Omit the pictures, then write out every entry exactly as it reads.

Some records:
** start **

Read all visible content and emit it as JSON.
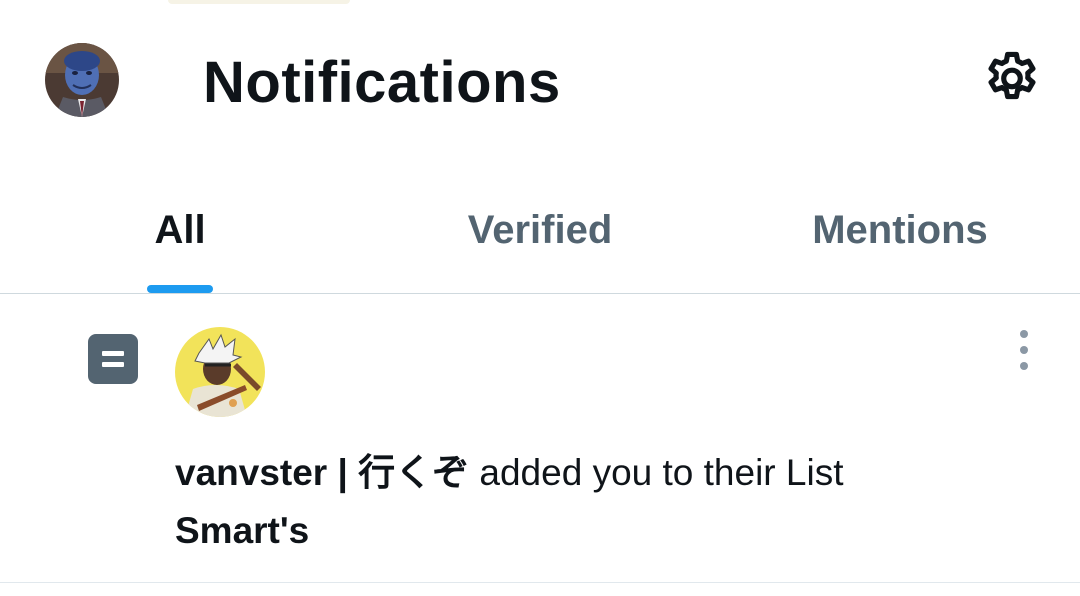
{
  "header": {
    "title": "Notifications",
    "avatar_icon": "user-avatar-blue-character",
    "settings_icon": "gear-icon"
  },
  "tabs": [
    {
      "label": "All",
      "active": true
    },
    {
      "label": "Verified",
      "active": false
    },
    {
      "label": "Mentions",
      "active": false
    }
  ],
  "notification": {
    "type_icon": "list-icon",
    "actor_avatar_icon": "user-avatar-white-hair-character",
    "actor_name": "vanvster | 行くぞ",
    "action_text": "added you to their List",
    "list_name": "Smart's",
    "more_icon": "more-vertical-icon"
  },
  "colors": {
    "accent": "#1d9bf0",
    "text_primary": "#0f1419",
    "text_secondary": "#536471",
    "divider": "#cfd9de"
  }
}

** end **

** THE ANSWER **
Read all visible content and emit it as JSON.
{
  "header": {
    "title": "Notifications",
    "avatar_icon": "user-avatar-blue-character",
    "settings_icon": "gear-icon"
  },
  "tabs": [
    {
      "label": "All",
      "active": true
    },
    {
      "label": "Verified",
      "active": false
    },
    {
      "label": "Mentions",
      "active": false
    }
  ],
  "notification": {
    "type_icon": "list-icon",
    "actor_avatar_icon": "user-avatar-white-hair-character",
    "actor_name": "vanvster | 行くぞ",
    "action_text": "added you to their List",
    "list_name": "Smart's",
    "more_icon": "more-vertical-icon"
  },
  "colors": {
    "accent": "#1d9bf0",
    "text_primary": "#0f1419",
    "text_secondary": "#536471",
    "divider": "#cfd9de"
  }
}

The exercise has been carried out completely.